▸ Problem statement
Please find every line in the entries below that contains the string "ななしいんく" and copy each of those lines.

▸ Record set
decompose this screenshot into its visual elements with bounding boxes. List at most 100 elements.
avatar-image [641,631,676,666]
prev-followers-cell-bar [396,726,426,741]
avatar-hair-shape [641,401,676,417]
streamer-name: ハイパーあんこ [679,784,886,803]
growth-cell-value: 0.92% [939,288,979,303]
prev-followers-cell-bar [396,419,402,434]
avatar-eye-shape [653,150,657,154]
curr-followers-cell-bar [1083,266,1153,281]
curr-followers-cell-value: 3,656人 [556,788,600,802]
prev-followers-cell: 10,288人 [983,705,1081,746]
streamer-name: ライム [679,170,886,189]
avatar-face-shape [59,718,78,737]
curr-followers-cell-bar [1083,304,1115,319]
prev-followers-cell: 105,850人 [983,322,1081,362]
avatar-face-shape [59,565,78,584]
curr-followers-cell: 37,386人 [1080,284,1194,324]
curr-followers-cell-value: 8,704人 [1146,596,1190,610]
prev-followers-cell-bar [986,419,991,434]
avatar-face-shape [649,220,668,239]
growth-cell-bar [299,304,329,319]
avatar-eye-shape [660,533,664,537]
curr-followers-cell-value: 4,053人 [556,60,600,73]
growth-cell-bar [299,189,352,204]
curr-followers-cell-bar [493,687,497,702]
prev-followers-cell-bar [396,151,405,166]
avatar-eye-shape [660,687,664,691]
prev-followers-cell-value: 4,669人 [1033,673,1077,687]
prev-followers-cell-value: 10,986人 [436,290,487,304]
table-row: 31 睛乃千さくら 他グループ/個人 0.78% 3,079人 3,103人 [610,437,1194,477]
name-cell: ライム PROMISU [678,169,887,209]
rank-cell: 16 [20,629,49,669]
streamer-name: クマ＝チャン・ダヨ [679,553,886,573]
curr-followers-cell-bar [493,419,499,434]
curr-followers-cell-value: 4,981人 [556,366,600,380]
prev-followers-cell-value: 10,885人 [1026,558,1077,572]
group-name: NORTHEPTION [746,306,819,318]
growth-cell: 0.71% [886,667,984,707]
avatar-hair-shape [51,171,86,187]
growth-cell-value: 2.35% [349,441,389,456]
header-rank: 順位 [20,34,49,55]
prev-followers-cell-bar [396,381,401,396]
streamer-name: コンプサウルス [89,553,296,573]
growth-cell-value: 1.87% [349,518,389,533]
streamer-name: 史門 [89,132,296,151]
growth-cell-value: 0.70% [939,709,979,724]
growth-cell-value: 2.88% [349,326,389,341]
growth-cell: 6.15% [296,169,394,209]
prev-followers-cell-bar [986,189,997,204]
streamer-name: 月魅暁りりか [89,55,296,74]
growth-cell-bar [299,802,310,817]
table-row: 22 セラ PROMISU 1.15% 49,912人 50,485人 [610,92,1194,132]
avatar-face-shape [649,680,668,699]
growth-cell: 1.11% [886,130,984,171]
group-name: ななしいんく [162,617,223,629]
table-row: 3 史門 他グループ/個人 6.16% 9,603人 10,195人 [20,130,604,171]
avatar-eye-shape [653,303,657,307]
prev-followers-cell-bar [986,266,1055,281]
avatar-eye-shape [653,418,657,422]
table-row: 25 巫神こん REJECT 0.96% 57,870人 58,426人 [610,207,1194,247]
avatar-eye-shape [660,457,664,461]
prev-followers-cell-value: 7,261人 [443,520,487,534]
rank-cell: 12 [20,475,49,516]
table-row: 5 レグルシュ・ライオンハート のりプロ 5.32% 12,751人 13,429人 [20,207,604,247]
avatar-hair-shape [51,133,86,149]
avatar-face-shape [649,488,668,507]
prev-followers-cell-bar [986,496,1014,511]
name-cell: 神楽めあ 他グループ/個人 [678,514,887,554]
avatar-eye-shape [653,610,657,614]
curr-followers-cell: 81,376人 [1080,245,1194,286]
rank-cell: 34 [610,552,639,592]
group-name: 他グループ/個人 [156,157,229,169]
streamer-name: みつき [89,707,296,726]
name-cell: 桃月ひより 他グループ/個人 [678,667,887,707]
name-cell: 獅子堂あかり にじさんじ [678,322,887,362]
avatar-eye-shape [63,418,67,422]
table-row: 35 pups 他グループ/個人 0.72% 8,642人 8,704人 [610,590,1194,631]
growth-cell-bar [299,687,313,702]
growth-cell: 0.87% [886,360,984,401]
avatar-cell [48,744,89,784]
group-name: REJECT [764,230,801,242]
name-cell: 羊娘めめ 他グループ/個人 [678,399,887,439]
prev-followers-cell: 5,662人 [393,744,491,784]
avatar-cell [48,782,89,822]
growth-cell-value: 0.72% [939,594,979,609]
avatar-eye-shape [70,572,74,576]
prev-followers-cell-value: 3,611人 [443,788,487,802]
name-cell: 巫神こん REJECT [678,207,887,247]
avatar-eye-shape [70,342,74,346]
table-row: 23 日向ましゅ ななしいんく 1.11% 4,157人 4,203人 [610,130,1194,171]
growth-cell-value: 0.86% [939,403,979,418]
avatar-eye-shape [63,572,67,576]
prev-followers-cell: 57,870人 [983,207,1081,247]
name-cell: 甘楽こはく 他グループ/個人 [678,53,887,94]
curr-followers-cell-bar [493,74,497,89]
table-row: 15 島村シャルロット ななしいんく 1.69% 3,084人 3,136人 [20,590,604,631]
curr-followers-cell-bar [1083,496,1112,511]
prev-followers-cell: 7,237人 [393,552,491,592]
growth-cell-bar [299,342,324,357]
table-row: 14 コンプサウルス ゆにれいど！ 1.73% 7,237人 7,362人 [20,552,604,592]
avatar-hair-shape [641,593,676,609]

▸ Reply to the task
group-name: ななしいんく [162,617,223,629]
table-row: 23 日向ましゅ ななしいんく 1.11% 4,157人 4,203人 [610,130,1194,171]
table-row: 15 島村シャルロット ななしいんく 1.69% 3,084人 3,136人 [20,590,604,631]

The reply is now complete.